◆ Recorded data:
'''
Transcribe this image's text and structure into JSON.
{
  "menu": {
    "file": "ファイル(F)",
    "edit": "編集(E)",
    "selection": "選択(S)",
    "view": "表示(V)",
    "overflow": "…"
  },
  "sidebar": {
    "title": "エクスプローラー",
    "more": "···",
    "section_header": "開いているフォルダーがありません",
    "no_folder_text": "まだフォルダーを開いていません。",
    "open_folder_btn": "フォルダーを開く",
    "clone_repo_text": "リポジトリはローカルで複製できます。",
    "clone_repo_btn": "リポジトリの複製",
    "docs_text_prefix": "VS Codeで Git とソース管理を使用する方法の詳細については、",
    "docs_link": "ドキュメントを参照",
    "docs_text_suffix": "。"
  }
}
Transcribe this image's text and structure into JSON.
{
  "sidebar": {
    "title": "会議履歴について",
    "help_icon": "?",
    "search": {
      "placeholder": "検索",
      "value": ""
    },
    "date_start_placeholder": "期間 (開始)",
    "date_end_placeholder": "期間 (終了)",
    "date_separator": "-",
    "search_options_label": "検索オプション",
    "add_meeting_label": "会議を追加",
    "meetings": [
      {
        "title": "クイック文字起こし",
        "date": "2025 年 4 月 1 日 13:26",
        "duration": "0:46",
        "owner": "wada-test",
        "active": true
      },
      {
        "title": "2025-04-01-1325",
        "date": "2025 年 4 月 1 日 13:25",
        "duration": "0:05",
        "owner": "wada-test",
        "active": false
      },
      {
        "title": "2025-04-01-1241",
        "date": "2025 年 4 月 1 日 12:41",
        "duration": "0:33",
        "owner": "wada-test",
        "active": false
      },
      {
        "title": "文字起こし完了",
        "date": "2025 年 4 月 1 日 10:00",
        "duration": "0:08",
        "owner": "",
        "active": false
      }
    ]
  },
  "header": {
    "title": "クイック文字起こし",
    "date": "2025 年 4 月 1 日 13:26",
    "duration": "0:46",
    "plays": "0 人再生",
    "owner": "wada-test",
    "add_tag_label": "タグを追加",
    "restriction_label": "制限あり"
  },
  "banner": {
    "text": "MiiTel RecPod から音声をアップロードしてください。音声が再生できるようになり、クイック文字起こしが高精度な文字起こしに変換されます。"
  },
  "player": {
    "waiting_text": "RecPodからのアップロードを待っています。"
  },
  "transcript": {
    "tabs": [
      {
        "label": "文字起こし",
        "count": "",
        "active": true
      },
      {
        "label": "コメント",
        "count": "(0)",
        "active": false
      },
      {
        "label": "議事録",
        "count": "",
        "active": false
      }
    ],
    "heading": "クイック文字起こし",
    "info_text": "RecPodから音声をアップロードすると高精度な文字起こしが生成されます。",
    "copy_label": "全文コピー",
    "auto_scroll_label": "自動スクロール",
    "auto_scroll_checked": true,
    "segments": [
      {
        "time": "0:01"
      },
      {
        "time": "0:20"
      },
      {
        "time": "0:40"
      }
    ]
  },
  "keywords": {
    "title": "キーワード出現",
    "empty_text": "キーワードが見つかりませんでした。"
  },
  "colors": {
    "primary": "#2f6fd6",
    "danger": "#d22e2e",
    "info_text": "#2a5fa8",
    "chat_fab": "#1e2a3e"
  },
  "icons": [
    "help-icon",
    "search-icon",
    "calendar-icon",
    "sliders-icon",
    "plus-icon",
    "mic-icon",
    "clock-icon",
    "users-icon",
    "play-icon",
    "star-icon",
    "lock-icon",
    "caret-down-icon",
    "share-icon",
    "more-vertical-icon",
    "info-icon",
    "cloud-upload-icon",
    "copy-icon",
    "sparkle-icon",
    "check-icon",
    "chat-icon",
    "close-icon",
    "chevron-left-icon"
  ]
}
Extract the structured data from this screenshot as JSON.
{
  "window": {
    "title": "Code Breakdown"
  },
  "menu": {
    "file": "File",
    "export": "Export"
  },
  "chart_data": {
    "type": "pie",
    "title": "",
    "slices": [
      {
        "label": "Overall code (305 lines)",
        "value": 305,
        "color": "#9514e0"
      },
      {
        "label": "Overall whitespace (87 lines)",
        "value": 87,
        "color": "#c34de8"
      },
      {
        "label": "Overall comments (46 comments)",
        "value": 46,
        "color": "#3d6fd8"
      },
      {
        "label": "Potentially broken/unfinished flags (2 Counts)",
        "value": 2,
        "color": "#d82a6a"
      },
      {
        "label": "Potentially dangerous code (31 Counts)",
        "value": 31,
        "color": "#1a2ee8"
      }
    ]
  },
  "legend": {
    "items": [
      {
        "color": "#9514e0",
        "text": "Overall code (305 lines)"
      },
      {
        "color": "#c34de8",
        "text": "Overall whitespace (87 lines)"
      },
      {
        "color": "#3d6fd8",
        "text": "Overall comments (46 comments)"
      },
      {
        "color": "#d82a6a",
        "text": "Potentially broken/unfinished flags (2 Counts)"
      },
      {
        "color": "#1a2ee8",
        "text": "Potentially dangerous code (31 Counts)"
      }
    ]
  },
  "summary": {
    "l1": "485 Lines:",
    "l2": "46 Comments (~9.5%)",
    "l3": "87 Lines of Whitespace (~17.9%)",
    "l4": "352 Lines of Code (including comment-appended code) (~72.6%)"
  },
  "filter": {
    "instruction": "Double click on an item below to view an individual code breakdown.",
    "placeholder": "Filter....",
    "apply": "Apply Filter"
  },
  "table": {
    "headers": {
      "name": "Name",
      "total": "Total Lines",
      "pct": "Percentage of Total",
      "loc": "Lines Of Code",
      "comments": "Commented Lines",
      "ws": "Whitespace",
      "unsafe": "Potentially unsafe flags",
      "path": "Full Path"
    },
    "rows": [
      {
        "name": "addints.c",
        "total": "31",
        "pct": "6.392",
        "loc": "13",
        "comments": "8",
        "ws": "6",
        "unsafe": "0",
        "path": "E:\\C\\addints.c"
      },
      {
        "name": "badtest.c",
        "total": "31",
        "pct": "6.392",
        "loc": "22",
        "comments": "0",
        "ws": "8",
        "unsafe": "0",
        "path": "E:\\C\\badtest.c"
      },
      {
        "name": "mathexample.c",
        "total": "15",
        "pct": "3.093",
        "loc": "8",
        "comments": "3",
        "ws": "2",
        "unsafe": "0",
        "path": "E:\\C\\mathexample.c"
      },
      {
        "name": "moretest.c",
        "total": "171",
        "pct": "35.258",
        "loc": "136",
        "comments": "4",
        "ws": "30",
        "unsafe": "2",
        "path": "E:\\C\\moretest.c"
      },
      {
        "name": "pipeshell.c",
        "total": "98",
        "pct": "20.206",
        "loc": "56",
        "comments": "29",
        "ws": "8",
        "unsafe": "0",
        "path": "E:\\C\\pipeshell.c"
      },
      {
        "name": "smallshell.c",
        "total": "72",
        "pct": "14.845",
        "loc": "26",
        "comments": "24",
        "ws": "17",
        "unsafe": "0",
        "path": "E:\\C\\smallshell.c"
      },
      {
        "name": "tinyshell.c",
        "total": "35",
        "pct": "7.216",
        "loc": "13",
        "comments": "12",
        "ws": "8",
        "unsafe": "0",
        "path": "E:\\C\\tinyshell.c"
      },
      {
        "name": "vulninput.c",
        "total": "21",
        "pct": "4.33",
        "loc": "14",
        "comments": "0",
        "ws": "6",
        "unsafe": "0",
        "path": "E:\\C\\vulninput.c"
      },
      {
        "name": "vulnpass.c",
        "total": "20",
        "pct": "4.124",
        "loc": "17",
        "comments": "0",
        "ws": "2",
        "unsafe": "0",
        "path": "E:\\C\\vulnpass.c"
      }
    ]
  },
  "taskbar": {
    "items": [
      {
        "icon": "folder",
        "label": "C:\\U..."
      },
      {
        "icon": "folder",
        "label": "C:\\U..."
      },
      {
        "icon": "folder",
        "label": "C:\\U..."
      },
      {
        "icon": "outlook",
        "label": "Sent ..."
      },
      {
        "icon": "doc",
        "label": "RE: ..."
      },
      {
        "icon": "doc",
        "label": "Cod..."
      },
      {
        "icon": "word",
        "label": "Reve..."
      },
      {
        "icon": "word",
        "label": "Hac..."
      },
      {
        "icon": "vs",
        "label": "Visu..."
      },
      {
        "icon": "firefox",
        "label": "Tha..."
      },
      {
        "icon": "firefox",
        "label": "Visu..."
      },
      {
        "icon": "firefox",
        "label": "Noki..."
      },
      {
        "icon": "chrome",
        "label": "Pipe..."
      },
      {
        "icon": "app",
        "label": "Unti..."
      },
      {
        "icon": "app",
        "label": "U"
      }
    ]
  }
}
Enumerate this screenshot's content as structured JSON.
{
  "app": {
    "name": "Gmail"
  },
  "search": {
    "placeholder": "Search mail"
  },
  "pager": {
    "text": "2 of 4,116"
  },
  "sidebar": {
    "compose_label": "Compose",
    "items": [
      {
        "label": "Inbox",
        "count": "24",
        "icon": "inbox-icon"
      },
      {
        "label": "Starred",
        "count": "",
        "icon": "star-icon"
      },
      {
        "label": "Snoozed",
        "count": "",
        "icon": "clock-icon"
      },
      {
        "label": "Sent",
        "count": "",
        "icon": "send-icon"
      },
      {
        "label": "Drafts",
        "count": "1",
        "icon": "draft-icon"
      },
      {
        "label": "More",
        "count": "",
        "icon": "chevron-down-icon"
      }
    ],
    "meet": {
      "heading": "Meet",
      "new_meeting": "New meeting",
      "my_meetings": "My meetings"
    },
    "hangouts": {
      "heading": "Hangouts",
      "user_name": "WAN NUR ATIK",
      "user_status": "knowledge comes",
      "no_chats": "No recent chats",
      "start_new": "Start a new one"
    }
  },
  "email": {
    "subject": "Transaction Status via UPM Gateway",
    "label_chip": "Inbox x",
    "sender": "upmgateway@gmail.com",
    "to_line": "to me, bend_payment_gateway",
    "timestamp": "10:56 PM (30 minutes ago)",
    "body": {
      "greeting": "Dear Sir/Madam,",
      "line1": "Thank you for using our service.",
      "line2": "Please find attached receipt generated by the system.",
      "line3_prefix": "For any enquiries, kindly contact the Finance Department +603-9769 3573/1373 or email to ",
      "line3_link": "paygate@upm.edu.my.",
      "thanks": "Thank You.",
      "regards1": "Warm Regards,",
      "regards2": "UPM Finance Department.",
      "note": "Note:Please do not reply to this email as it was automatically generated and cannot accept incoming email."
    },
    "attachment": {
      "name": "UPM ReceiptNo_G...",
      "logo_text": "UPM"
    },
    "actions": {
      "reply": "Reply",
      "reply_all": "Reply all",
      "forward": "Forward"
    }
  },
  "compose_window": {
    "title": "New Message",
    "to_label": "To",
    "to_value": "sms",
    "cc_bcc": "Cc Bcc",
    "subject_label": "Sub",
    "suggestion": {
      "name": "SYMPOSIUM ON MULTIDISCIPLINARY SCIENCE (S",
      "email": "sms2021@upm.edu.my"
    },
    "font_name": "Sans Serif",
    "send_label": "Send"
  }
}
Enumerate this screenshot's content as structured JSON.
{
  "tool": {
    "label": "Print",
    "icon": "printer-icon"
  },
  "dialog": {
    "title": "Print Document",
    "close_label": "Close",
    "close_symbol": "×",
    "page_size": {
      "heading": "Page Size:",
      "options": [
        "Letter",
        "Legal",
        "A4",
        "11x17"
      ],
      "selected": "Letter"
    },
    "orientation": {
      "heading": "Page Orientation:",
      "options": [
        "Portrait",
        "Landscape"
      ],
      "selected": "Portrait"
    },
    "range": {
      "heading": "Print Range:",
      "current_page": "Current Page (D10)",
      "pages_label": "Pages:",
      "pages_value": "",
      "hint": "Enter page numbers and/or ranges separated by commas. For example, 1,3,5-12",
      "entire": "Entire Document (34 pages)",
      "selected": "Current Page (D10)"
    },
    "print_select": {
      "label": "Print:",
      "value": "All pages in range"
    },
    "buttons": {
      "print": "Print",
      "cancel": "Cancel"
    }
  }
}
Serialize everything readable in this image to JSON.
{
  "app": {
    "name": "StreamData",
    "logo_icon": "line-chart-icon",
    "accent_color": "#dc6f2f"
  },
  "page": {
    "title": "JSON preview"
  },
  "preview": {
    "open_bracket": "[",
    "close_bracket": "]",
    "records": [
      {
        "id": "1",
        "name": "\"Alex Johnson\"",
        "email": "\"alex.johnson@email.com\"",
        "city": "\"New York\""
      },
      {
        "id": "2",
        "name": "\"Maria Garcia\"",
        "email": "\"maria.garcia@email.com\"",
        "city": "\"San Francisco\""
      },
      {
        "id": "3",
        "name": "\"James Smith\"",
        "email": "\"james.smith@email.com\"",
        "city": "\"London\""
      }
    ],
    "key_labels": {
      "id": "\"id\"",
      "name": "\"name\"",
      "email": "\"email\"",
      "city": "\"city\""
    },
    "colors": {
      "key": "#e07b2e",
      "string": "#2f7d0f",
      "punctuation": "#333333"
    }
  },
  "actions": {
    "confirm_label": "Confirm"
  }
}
'''
◆ EXERCISE REQUIREMENTS: Write out each line of the data that holds the string "Potentially".

◆ ANSWER TO THE EXERCISE:
        "label": "Potentially broken/unfinished flags (2 Counts)",
        "label": "Potentially dangerous code (31 Counts)",
        "text": "Potentially broken/unfinished flags (2 Counts)"
        "text": "Potentially dangerous code (31 Counts)"
      "unsafe": "Potentially unsafe flags",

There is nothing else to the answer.